— start of Exercise materials —

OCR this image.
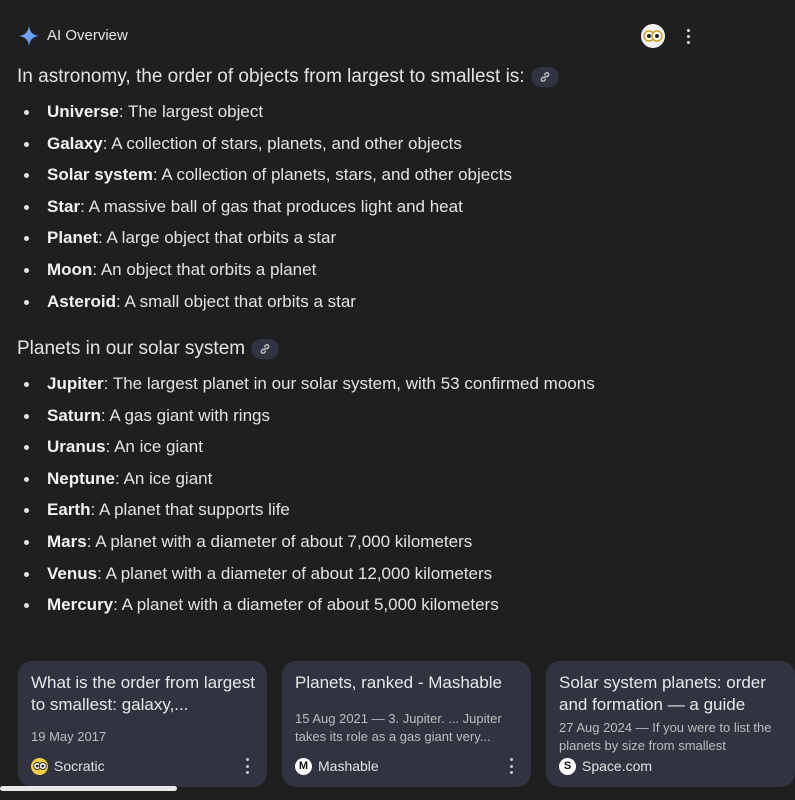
AI Overview
In astronomy, the order of objects from largest to smallest is:
Universe: The largest object
Galaxy: A collection of stars, planets, and other objects
Solar system: A collection of planets, stars, and other objects
Star: A massive ball of gas that produces light and heat
Planet: A large object that orbits a star
Moon: An object that orbits a planet
Asteroid: A small object that orbits a star
Planets in our solar system
Jupiter: The largest planet in our solar system, with 53 confirmed moons
Saturn: A gas giant with rings
Uranus: An ice giant
Neptune: An ice giant
Earth: A planet that supports life
Mars: A planet with a diameter of about 7,000 kilometers
Venus: A planet with a diameter of about 12,000 kilometers
Mercury: A planet with a diameter of about 5,000 kilometers
What is the order from largest to smallest: galaxy,...
19 May 2017
Socratic
Planets, ranked - Mashable
15 Aug 2021 — 3. Jupiter. ... Jupiter takes its role as a gas giant very...
M Mashable
Solar system planets: order and formation — a guide
27 Aug 2024 — If you were to list the planets by size from smallest
S Space.com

— end of Exercise materials —

=== What is required ===
Pictures appear in the records above. Output everything except them, exactly.

=== Written answer ===
OCR this image.
AI Overview
In astronomy, the order of objects from largest to smallest is:
Universe: The largest object
Galaxy: A collection of stars, planets, and other objects
Solar system: A collection of planets, stars, and other objects
Star: A massive ball of gas that produces light and heat
Planet: A large object that orbits a star
Moon: An object that orbits a planet
Asteroid: A small object that orbits a star
Planets in our solar system
Jupiter: The largest planet in our solar system, with 53 confirmed moons
Saturn: A gas giant with rings
Uranus: An ice giant
Neptune: An ice giant
Earth: A planet that supports life
Mars: A planet with a diameter of about 7,000 kilometers
Venus: A planet with a diameter of about 12,000 kilometers
Mercury: A planet with a diameter of about 5,000 kilometers
What is the order from largest to smallest: galaxy,...
19 May 2017
Socratic
Planets, ranked - Mashable
15 Aug 2021 — 3. Jupiter. ... Jupiter takes its role as a gas giant very...
M Mashable
Solar system planets: order and formation — a guide
27 Aug 2024 — If you were to list the planets by size from smallest
S Space.com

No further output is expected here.